**Given information**:
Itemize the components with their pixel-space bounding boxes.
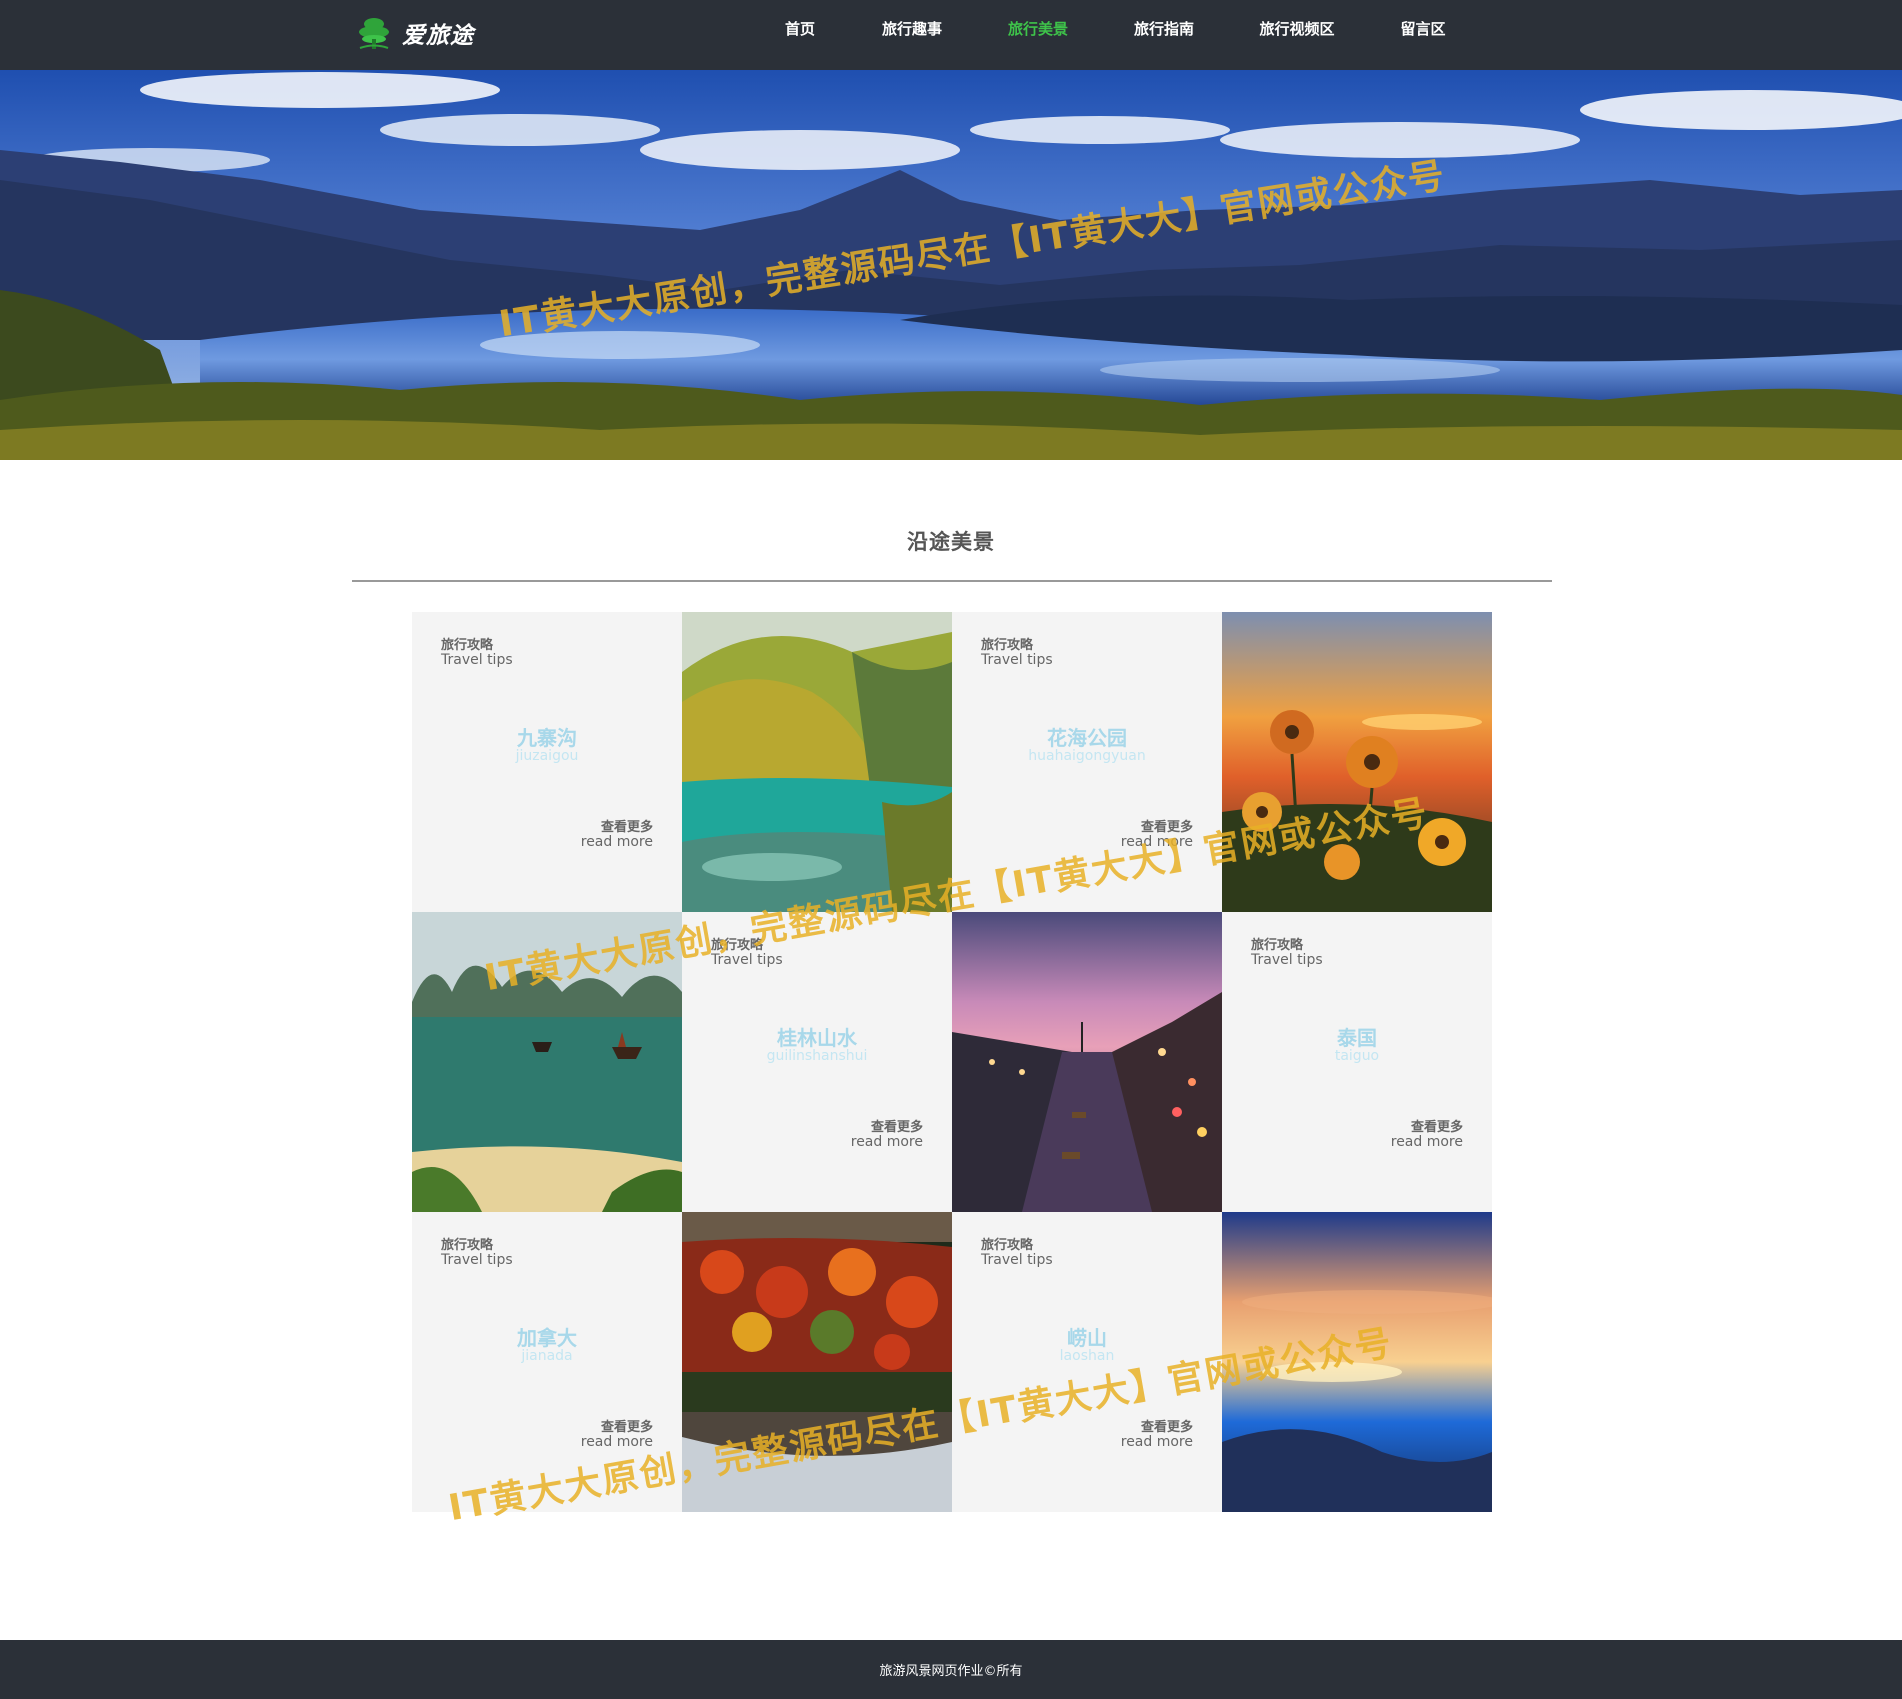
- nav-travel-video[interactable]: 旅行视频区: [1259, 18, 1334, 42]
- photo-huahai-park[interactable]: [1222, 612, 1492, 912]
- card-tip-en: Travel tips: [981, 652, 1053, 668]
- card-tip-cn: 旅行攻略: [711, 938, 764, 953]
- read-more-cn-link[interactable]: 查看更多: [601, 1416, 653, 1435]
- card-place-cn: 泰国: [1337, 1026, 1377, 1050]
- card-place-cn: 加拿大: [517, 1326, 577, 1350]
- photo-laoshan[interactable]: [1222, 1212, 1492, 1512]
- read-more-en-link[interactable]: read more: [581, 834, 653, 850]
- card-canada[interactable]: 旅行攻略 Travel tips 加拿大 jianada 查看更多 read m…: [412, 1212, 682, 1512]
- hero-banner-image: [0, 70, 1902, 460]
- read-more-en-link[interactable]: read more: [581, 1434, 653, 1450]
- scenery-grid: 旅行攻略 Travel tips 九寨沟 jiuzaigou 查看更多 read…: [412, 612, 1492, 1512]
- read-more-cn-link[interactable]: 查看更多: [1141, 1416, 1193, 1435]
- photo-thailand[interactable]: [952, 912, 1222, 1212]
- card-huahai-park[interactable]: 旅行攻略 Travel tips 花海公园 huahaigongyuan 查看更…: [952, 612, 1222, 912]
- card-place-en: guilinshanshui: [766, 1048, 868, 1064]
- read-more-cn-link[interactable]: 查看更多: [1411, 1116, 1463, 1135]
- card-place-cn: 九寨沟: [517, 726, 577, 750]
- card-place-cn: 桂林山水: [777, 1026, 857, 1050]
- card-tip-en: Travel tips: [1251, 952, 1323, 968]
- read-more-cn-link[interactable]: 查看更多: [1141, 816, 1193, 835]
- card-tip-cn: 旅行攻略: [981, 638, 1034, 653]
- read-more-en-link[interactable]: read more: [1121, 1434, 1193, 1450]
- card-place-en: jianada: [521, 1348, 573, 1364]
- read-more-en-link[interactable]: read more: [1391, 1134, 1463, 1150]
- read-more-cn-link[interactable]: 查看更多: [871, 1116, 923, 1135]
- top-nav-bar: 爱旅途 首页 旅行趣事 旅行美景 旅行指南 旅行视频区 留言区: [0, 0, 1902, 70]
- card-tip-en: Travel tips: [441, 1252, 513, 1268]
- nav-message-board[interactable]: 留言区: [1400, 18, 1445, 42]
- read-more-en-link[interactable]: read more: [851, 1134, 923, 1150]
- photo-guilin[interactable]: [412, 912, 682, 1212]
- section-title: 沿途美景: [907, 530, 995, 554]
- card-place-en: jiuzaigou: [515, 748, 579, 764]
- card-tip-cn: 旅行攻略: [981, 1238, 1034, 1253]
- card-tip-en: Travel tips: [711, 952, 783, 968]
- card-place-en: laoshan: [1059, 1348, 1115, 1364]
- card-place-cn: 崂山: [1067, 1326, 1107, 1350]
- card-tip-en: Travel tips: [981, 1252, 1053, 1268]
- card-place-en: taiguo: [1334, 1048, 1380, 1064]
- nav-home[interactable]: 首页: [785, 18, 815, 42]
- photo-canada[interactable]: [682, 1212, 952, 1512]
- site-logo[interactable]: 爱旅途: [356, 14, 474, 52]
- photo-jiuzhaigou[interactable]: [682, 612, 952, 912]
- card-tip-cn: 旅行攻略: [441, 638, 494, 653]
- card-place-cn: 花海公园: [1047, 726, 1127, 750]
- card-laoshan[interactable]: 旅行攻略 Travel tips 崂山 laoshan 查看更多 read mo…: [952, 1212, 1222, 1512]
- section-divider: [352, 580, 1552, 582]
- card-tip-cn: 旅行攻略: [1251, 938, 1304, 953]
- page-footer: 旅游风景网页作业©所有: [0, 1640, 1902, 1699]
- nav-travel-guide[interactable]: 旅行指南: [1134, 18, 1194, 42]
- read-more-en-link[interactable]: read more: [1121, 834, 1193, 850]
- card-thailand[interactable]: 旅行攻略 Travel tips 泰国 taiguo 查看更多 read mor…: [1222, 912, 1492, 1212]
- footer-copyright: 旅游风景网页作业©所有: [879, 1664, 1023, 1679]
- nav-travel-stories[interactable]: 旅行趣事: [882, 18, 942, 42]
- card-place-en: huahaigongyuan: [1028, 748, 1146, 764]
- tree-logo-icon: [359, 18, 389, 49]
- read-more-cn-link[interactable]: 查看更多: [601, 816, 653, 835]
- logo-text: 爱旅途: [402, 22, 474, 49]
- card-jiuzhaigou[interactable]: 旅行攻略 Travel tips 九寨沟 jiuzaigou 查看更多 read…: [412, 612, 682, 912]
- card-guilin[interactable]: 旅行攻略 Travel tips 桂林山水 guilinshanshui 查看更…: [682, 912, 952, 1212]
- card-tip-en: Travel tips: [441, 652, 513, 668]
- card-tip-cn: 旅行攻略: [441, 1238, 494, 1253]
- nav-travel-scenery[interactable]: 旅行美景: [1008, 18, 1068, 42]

---

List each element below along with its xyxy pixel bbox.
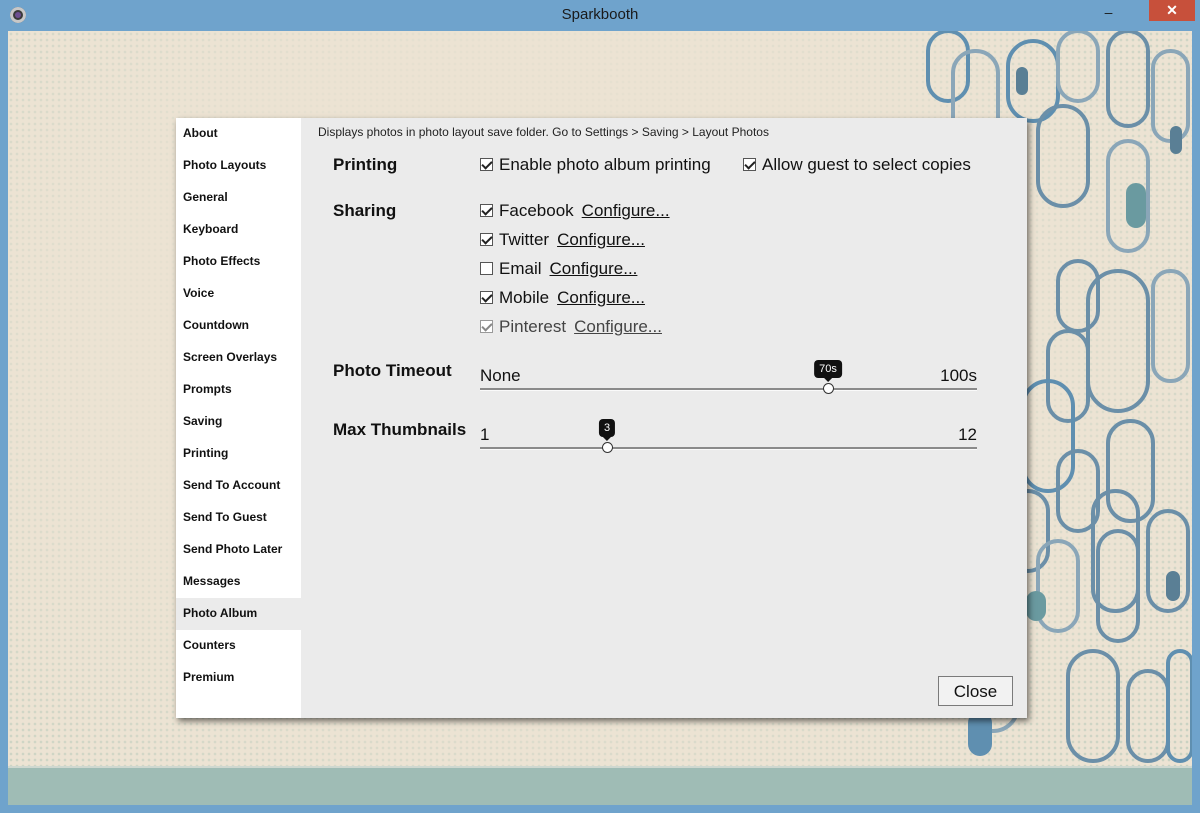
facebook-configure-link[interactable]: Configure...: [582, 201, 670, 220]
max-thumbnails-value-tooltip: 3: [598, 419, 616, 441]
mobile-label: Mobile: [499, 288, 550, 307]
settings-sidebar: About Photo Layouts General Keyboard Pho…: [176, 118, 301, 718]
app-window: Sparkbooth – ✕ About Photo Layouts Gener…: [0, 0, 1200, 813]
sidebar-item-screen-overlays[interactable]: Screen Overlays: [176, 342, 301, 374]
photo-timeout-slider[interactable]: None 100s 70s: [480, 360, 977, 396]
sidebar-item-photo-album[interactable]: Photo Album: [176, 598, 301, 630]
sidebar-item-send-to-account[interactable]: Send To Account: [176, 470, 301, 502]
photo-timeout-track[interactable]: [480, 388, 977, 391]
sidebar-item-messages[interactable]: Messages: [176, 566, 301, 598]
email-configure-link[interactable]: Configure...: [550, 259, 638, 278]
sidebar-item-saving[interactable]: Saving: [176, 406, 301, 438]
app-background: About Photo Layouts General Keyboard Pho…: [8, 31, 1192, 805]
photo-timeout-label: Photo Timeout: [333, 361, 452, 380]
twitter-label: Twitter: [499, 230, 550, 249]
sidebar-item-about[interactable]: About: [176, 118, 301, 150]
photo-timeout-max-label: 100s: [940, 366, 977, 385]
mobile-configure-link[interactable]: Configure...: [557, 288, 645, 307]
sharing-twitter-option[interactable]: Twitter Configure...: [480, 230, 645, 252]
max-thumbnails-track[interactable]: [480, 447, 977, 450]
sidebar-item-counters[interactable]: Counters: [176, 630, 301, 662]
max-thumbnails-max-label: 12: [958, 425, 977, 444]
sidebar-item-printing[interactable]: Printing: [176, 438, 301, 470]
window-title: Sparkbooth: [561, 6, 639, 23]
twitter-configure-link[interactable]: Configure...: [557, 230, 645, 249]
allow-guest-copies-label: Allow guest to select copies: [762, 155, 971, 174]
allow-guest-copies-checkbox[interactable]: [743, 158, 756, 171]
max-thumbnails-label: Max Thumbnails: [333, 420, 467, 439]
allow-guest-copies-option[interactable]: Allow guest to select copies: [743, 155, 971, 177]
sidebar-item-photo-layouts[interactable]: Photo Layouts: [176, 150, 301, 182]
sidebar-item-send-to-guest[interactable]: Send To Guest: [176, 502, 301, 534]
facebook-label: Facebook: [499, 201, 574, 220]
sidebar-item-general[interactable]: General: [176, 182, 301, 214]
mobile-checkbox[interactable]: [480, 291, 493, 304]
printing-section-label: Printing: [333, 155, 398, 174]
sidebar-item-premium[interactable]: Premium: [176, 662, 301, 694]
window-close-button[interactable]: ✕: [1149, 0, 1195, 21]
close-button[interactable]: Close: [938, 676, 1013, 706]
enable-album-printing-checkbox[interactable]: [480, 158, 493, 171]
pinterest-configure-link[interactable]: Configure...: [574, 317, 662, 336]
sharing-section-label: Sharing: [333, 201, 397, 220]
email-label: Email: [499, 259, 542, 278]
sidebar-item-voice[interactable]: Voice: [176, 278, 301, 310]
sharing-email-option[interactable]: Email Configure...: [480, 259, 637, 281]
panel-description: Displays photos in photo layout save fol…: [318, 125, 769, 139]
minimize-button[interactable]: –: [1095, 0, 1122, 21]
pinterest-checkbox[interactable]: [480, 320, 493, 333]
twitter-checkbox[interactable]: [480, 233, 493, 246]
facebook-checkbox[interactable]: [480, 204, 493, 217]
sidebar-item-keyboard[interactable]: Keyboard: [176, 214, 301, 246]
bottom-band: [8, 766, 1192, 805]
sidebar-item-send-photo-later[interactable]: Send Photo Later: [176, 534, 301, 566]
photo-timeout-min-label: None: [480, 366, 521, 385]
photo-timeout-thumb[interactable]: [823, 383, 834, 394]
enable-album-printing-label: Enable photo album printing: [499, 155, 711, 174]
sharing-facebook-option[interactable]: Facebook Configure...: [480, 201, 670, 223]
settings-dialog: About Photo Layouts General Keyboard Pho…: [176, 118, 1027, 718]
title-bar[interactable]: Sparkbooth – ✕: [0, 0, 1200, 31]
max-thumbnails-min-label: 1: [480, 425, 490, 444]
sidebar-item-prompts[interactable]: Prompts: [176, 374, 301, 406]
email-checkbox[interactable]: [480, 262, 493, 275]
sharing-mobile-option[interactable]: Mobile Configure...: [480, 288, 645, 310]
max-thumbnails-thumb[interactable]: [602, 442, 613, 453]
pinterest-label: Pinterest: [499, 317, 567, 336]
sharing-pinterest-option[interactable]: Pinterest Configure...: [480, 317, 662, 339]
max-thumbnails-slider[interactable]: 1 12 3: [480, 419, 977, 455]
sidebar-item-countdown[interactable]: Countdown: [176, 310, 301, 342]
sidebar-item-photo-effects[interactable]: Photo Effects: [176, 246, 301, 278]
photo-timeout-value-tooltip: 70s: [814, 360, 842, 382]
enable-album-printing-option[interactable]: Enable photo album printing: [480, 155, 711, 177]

**Task brief**:
Reproduce the entries verbatim, starting with the line that contains "- nav-travel-video[interactable]: 旅行视频区: [1259, 18, 1334, 42]" and continuing up to and including the line that contains "- card-place-cn: 桂林山水: [777, 1026, 857, 1050]".

**Written answer**:
- nav-travel-video[interactable]: 旅行视频区: [1259, 18, 1334, 42]
- photo-huahai-park[interactable]: [1222, 612, 1492, 912]
- card-tip-en: Travel tips: [981, 652, 1053, 668]
- card-tip-cn: 旅行攻略: [711, 938, 764, 953]
- read-more-cn-link[interactable]: 查看更多: [601, 1416, 653, 1435]
- card-place-cn: 泰国: [1337, 1026, 1377, 1050]
- card-place-cn: 加拿大: [517, 1326, 577, 1350]
- photo-laoshan[interactable]: [1222, 1212, 1492, 1512]
- read-more-en-link[interactable]: read more: [581, 834, 653, 850]
- card-canada[interactable]: 旅行攻略 Travel tips 加拿大 jianada 查看更多 read m…: [412, 1212, 682, 1512]
- hero-banner-image: [0, 70, 1902, 460]
- read-more-en-link[interactable]: read more: [581, 1434, 653, 1450]
- scenery-grid: 旅行攻略 Travel tips 九寨沟 jiuzaigou 查看更多 read…: [412, 612, 1492, 1512]
- read-more-cn-link[interactable]: 查看更多: [1141, 1416, 1193, 1435]
- photo-thailand[interactable]: [952, 912, 1222, 1212]
- card-huahai-park[interactable]: 旅行攻略 Travel tips 花海公园 huahaigongyuan 查看更…: [952, 612, 1222, 912]
- card-place-en: guilinshanshui: [766, 1048, 868, 1064]
- read-more-cn-link[interactable]: 查看更多: [1411, 1116, 1463, 1135]
- card-place-cn: 九寨沟: [517, 726, 577, 750]
- card-place-cn: 桂林山水: [777, 1026, 857, 1050]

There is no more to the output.